Transcribe each entry below exactly. Pictures do not go in the copy.

## BEGIN Data provided

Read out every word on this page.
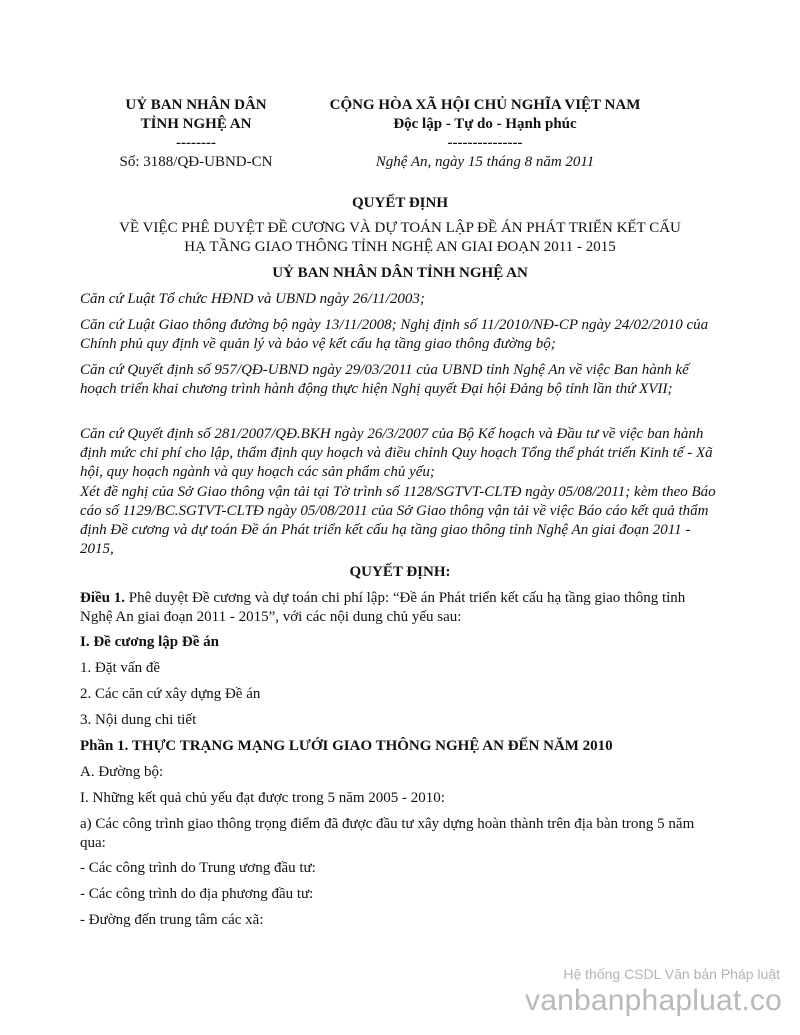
UỶ BAN NHÂN DÂN
TỈNH NGHỆ AN
--------
Số: 3188/QĐ-UBND-CN
CỘNG HÒA XÃ HỘI CHỦ NGHĨA VIỆT NAM
Độc lập - Tự do - Hạnh phúc
---------------
Nghệ An, ngày 15 tháng 8 năm 2011
QUYẾT ĐỊNH
VỀ VIỆC PHÊ DUYỆT ĐỀ CƯƠNG VÀ DỰ TOÁN LẬP ĐỀ ÁN PHÁT TRIỂN KẾT CẤU
HẠ TẦNG GIAO THÔNG TỈNH NGHỆ AN GIAI ĐOẠN 2011 - 2015
UỶ BAN NHÂN DÂN TỈNH NGHỆ AN
Căn cứ Luật Tổ chức HĐND và UBND ngày 26/11/2003;
Căn cứ Luật Giao thông đường bộ ngày 13/11/2008; Nghị định số 11/2010/NĐ-CP ngày 24/02/2010 của Chính phủ quy định về quản lý và bảo vệ kết cấu hạ tầng giao thông đường bộ;
Căn cứ Quyết định số 957/QĐ-UBND ngày 29/03/2011 của UBND tỉnh Nghệ An về việc Ban hành kế hoạch triển khai chương trình hành động thực hiện Nghị quyết Đại hội Đảng bộ tỉnh lần thứ XVII;
Căn cứ Quyết định số 281/2007/QĐ.BKH ngày 26/3/2007 của Bộ Kế hoạch và Đầu tư về việc ban hành định mức chi phí cho lập, thẩm định quy hoạch và điều chỉnh Quy hoạch Tổng thể phát triển Kinh tế - Xã hội, quy hoạch ngành và quy hoạch các sản phẩm chủ yếu;
Xét đề nghị của Sở Giao thông vận tải tại Tờ trình số 1128/SGTVT-CLTĐ ngày 05/08/2011; kèm theo Báo cáo số 1129/BC.SGTVT-CLTĐ ngày 05/08/2011 của Sở Giao thông vận tải về việc Báo cáo kết quả thẩm định Đề cương và dự toán Đề án Phát triển kết cấu hạ tầng giao thông tỉnh Nghệ An giai đoạn 2011 - 2015,
QUYẾT ĐỊNH:
Điều 1. Phê duyệt Đề cương và dự toán chi phí lập: “Đề án Phát triển kết cấu hạ tầng giao thông tỉnh Nghệ An giai đoạn 2011 - 2015”, với các nội dung chủ yếu sau:
I. Đề cương lập Đề án
1. Đặt vấn đề
2. Các căn cứ xây dựng Đề án
3. Nội dung chi tiết
Phần 1. THỰC TRẠNG MẠNG LƯỚI GIAO THÔNG NGHỆ AN ĐẾN NĂM 2010
A. Đường bộ:
I. Những kết quả chủ yếu đạt được trong 5 năm 2005 - 2010:
a) Các công trình giao thông trọng điểm đã được đầu tư xây dựng hoàn thành trên địa bàn trong 5 năm qua:
- Các công trình do Trung ương đầu tư:
- Các công trình do địa phương đầu tư:
- Đường đến trung tâm các xã:
Hệ thống CSDL Văn bản Pháp luật
vanbanphapluat.co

## END Data provided

§ Worked solution
Read out every word on this page.
UỶ BAN NHÂN DÂN
TỈNH NGHỆ AN
--------
Số: 3188/QĐ-UBND-CN
CỘNG HÒA XÃ HỘI CHỦ NGHĨA VIỆT NAM
Độc lập - Tự do - Hạnh phúc
---------------
Nghệ An, ngày 15 tháng 8 năm 2011
QUYẾT ĐỊNH
VỀ VIỆC PHÊ DUYỆT ĐỀ CƯƠNG VÀ DỰ TOÁN LẬP ĐỀ ÁN PHÁT TRIỂN KẾT CẤU
HẠ TẦNG GIAO THÔNG TỈNH NGHỆ AN GIAI ĐOẠN 2011 - 2015
UỶ BAN NHÂN DÂN TỈNH NGHỆ AN
Căn cứ Luật Tổ chức HĐND và UBND ngày 26/11/2003;
Căn cứ Luật Giao thông đường bộ ngày 13/11/2008; Nghị định số 11/2010/NĐ-CP ngày 24/02/2010 của Chính phủ quy định về quản lý và bảo vệ kết cấu hạ tầng giao thông đường bộ;
Căn cứ Quyết định số 957/QĐ-UBND ngày 29/03/2011 của UBND tỉnh Nghệ An về việc Ban hành kế hoạch triển khai chương trình hành động thực hiện Nghị quyết Đại hội Đảng bộ tỉnh lần thứ XVII;
Căn cứ Quyết định số 281/2007/QĐ.BKH ngày 26/3/2007 của Bộ Kế hoạch và Đầu tư về việc ban hành định mức chi phí cho lập, thẩm định quy hoạch và điều chỉnh Quy hoạch Tổng thể phát triển Kinh tế - Xã hội, quy hoạch ngành và quy hoạch các sản phẩm chủ yếu;
Xét đề nghị của Sở Giao thông vận tải tại Tờ trình số 1128/SGTVT-CLTĐ ngày 05/08/2011; kèm theo Báo cáo số 1129/BC.SGTVT-CLTĐ ngày 05/08/2011 của Sở Giao thông vận tải về việc Báo cáo kết quả thẩm định Đề cương và dự toán Đề án Phát triển kết cấu hạ tầng giao thông tỉnh Nghệ An giai đoạn 2011 - 2015,
QUYẾT ĐỊNH:
Điều 1. Phê duyệt Đề cương và dự toán chi phí lập: “Đề án Phát triển kết cấu hạ tầng giao thông tỉnh Nghệ An giai đoạn 2011 - 2015”, với các nội dung chủ yếu sau:
I. Đề cương lập Đề án
1. Đặt vấn đề
2. Các căn cứ xây dựng Đề án
3. Nội dung chi tiết
Phần 1. THỰC TRẠNG MẠNG LƯỚI GIAO THÔNG NGHỆ AN ĐẾN NĂM 2010
A. Đường bộ:
I. Những kết quả chủ yếu đạt được trong 5 năm 2005 - 2010:
a) Các công trình giao thông trọng điểm đã được đầu tư xây dựng hoàn thành trên địa bàn trong 5 năm qua:
- Các công trình do Trung ương đầu tư:
- Các công trình do địa phương đầu tư:
- Đường đến trung tâm các xã:
Hệ thống CSDL Văn bản Pháp luật
vanbanphapluat.co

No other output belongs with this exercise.